◆ **Directions for this task**
Wherever the string "Чтобы" occurs in a line of these records, report that line.

begin

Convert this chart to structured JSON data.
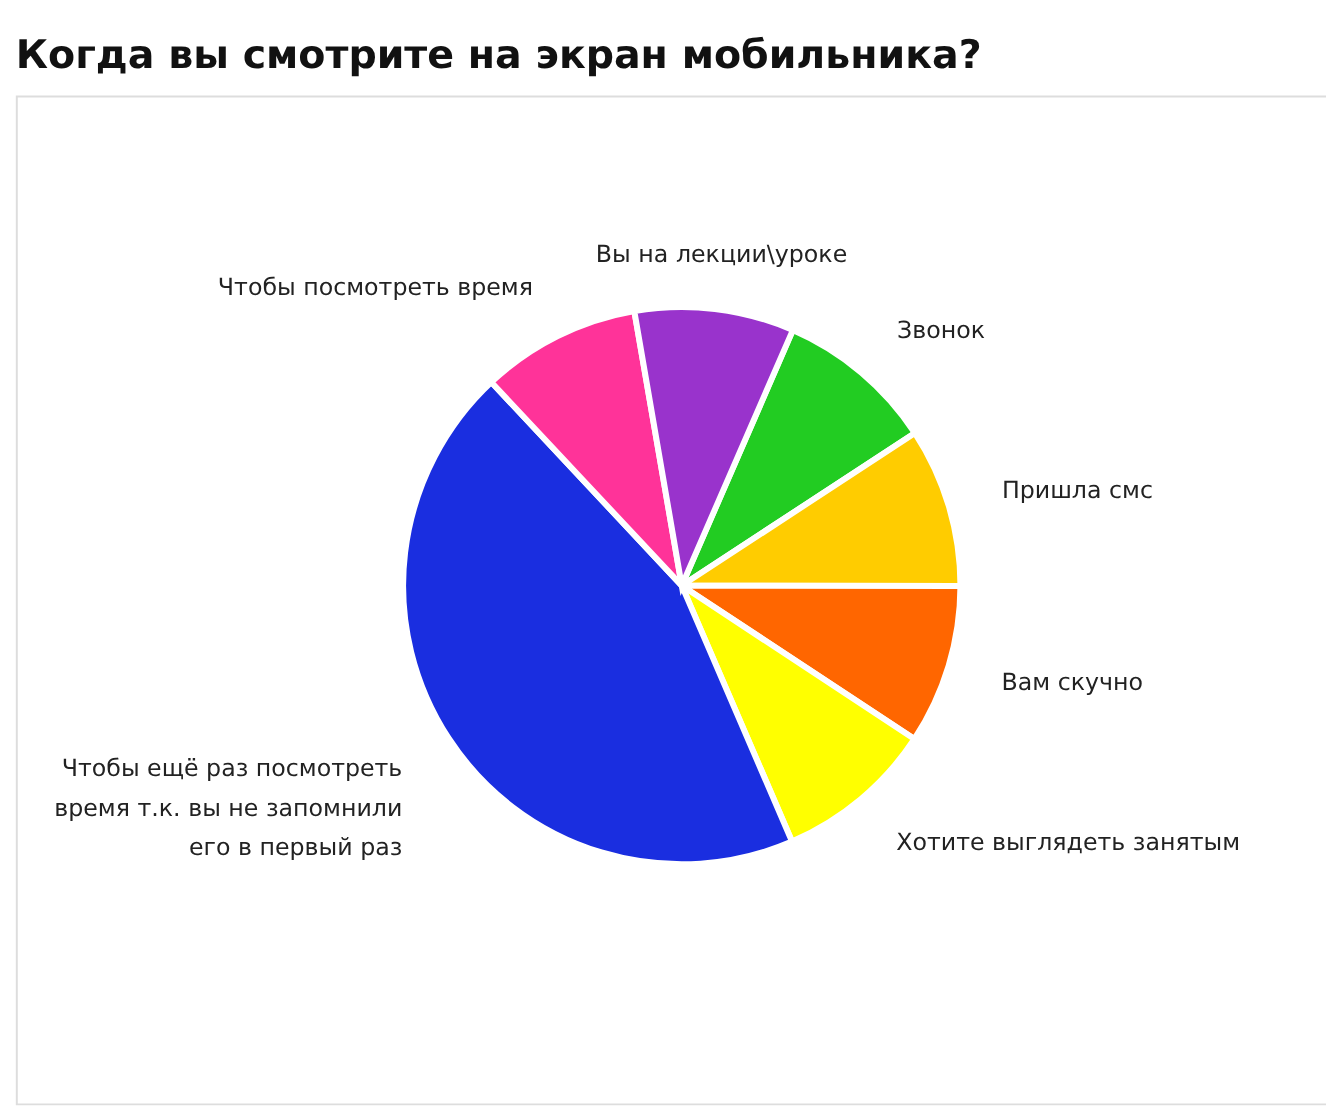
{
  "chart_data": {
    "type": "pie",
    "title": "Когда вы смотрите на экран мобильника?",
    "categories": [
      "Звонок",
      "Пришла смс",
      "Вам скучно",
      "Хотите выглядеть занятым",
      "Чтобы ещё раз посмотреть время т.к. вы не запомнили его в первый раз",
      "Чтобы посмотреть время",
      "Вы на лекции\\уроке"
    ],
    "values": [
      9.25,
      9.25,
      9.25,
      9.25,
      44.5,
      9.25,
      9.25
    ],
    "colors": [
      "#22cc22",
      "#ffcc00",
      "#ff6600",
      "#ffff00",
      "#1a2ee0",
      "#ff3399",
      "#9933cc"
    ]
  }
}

end

◆ **Written solution**
      "Чтобы ещё раз посмотреть время т.к. вы не запомнили его в первый раз",
      "Чтобы посмотреть время",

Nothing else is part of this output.